### [RECORDS SUPPLIED]
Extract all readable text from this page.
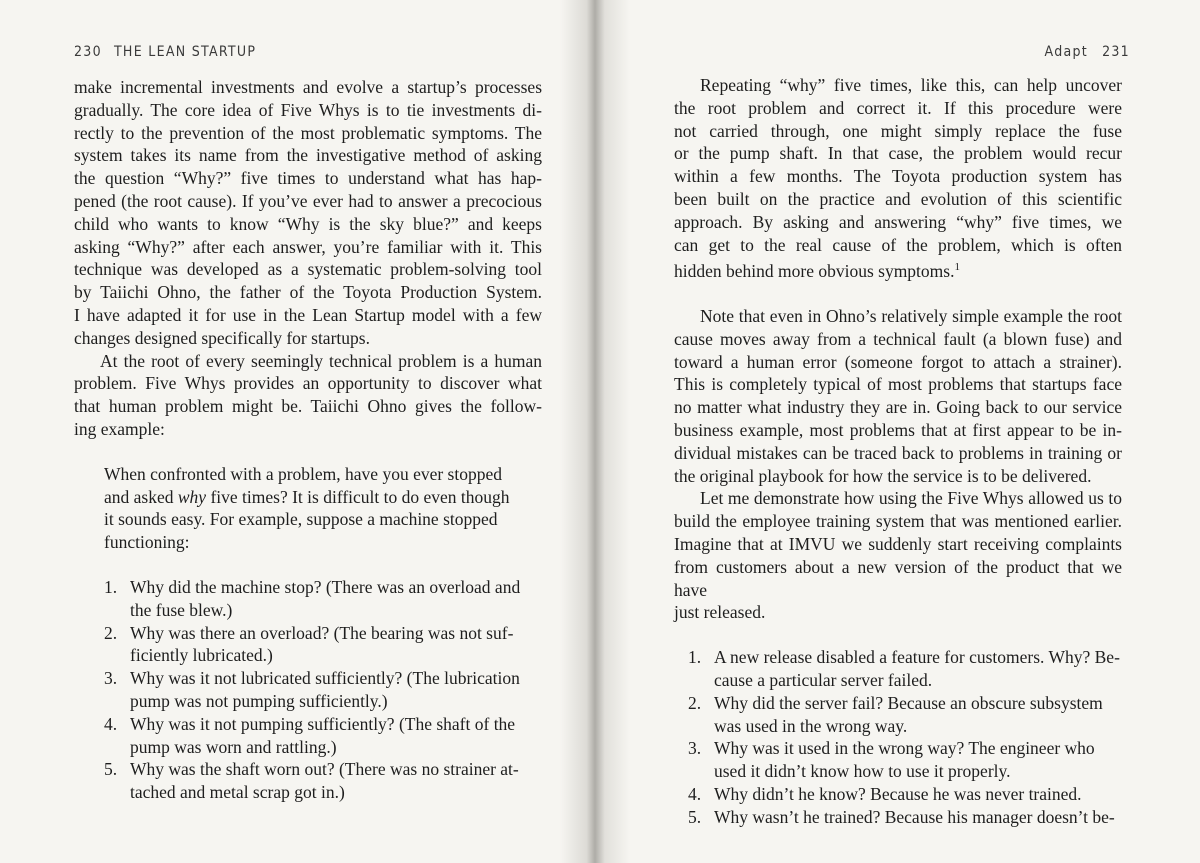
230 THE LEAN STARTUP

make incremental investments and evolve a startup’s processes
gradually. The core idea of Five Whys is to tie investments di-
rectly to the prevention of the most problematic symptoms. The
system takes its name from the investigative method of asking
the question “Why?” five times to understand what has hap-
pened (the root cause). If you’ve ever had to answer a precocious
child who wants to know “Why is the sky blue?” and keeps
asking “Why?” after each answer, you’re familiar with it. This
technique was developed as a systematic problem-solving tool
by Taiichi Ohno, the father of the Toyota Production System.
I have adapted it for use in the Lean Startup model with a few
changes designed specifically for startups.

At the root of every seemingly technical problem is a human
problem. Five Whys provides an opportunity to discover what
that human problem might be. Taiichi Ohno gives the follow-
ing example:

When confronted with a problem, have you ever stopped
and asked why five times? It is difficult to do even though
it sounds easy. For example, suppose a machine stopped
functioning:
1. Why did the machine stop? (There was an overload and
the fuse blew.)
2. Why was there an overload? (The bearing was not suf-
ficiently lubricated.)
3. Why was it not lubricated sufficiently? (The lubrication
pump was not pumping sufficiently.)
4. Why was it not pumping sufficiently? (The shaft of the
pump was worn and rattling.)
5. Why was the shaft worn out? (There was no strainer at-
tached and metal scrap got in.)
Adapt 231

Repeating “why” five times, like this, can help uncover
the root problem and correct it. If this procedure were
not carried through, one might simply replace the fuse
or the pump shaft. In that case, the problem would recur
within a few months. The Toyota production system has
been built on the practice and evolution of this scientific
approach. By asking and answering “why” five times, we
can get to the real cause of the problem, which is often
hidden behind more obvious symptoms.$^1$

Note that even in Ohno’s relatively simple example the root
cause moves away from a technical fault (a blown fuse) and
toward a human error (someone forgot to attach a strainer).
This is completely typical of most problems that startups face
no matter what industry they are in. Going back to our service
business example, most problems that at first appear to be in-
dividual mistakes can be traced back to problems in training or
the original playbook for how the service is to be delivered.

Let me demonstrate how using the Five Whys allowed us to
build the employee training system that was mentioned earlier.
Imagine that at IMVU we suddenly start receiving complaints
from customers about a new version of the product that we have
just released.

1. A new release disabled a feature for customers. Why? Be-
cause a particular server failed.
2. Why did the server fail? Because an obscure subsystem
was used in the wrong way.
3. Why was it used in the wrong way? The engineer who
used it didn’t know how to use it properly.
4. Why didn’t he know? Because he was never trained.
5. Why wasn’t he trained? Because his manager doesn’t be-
---
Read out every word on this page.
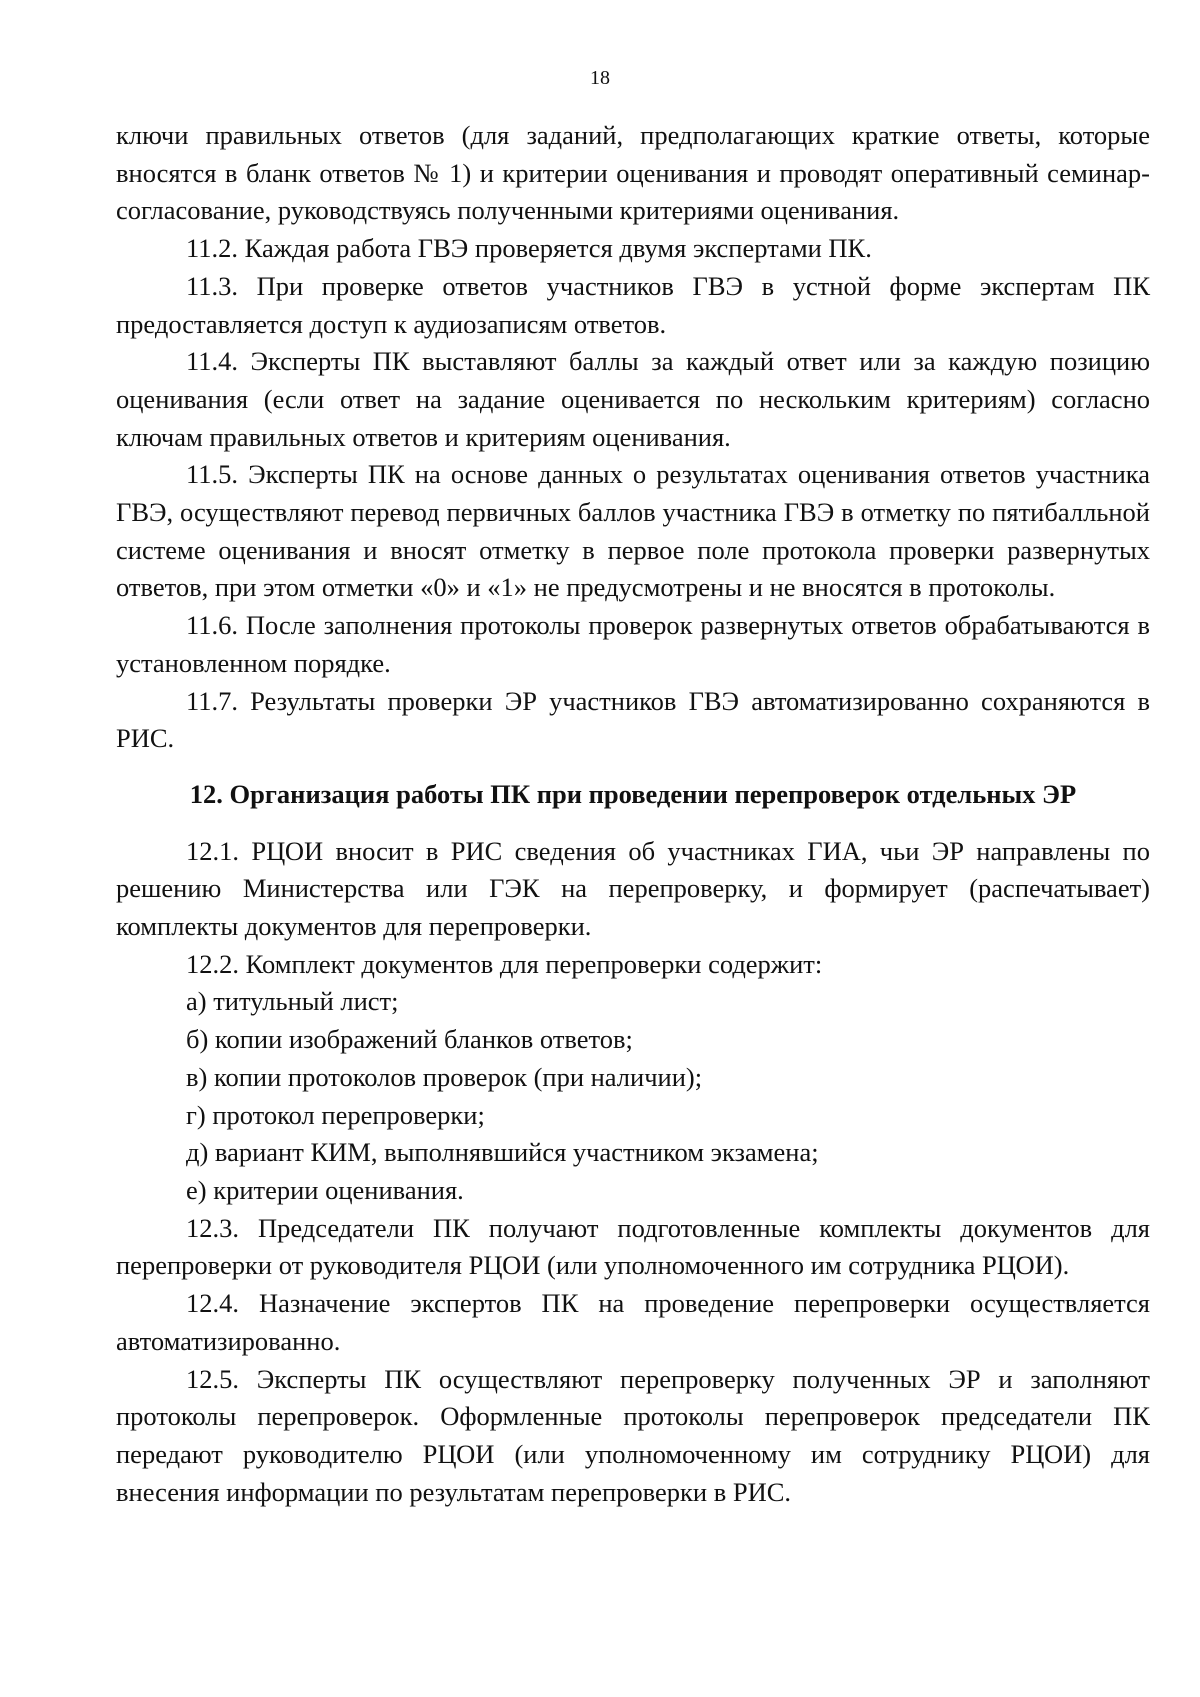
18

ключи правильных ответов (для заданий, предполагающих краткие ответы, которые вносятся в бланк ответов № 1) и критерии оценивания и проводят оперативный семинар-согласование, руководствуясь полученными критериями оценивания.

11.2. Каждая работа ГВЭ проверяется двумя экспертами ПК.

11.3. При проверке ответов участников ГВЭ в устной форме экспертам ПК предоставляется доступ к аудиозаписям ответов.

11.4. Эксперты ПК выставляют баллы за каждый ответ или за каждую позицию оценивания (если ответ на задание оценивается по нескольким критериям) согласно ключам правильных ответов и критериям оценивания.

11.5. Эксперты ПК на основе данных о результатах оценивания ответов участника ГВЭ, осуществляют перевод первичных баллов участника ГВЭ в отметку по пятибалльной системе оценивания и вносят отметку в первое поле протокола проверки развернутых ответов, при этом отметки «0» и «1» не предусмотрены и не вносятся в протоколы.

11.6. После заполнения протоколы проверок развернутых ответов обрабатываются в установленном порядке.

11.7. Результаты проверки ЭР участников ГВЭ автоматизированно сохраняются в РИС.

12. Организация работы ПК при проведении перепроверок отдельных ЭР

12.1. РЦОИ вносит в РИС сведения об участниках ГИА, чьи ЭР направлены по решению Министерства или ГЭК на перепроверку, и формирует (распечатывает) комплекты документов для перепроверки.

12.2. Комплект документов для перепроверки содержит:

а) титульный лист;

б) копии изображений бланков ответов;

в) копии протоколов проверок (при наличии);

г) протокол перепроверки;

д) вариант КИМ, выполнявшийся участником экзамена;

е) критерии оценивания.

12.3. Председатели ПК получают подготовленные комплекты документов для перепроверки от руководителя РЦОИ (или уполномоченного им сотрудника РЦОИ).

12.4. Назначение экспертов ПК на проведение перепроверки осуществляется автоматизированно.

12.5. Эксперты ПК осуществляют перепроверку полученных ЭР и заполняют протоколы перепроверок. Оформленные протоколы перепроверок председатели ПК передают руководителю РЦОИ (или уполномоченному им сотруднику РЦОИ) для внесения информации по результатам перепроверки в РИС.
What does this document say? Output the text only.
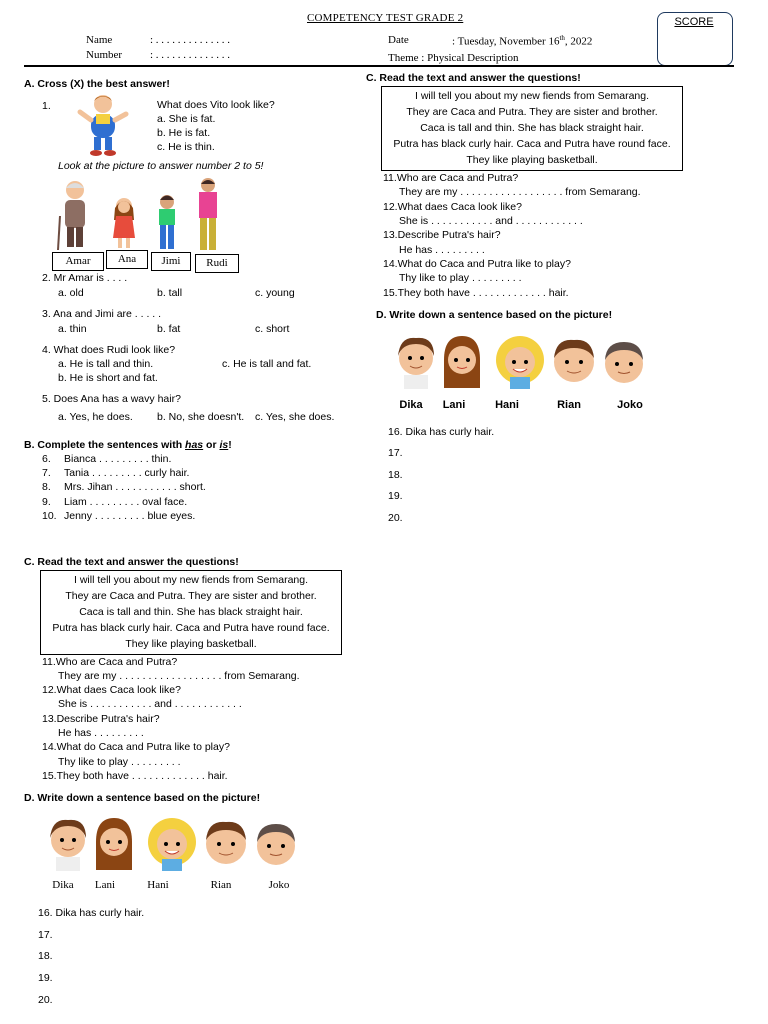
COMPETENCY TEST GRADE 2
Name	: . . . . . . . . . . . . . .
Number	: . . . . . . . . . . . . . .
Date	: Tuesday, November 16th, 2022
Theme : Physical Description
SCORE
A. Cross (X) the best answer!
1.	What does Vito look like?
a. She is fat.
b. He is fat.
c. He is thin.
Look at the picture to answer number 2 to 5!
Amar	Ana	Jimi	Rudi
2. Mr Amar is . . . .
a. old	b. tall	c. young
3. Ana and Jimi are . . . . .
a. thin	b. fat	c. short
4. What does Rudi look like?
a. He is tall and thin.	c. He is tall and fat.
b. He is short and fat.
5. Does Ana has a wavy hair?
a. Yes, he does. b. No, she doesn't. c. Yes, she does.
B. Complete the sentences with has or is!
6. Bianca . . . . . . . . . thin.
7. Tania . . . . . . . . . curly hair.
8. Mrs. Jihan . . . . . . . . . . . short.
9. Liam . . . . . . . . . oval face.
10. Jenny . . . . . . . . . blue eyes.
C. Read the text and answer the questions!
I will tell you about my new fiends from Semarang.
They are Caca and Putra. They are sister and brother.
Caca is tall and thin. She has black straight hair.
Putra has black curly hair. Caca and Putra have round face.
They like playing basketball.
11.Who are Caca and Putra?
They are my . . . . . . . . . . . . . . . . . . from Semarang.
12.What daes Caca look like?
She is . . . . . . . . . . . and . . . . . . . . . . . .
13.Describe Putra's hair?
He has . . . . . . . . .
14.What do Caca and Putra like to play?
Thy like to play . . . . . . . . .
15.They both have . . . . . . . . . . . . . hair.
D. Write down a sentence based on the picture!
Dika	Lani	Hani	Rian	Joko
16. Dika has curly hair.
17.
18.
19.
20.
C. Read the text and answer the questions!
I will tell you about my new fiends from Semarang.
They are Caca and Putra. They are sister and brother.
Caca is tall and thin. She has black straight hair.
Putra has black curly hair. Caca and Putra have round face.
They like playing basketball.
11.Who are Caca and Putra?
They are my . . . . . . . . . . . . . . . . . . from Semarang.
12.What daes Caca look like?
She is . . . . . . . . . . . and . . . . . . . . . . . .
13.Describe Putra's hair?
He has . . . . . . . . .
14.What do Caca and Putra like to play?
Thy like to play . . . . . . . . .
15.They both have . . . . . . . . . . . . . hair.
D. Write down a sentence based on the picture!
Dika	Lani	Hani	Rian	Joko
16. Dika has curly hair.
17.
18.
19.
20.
* * *
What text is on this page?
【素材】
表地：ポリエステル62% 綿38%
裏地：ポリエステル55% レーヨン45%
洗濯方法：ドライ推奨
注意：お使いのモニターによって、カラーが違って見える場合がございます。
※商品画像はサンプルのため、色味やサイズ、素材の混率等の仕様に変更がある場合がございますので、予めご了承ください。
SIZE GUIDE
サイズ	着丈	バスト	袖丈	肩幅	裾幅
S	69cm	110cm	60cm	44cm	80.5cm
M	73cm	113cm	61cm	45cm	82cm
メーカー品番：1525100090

### [EXERCISE OBJECTIVE]
List all lines from the entries that include the word "know".

### [OUTPUT]
child who wants to know “Why is the sky blue?” and keeps
used it didn’t know how to use it properly.
4. Why didn’t he know? Because he was never trained.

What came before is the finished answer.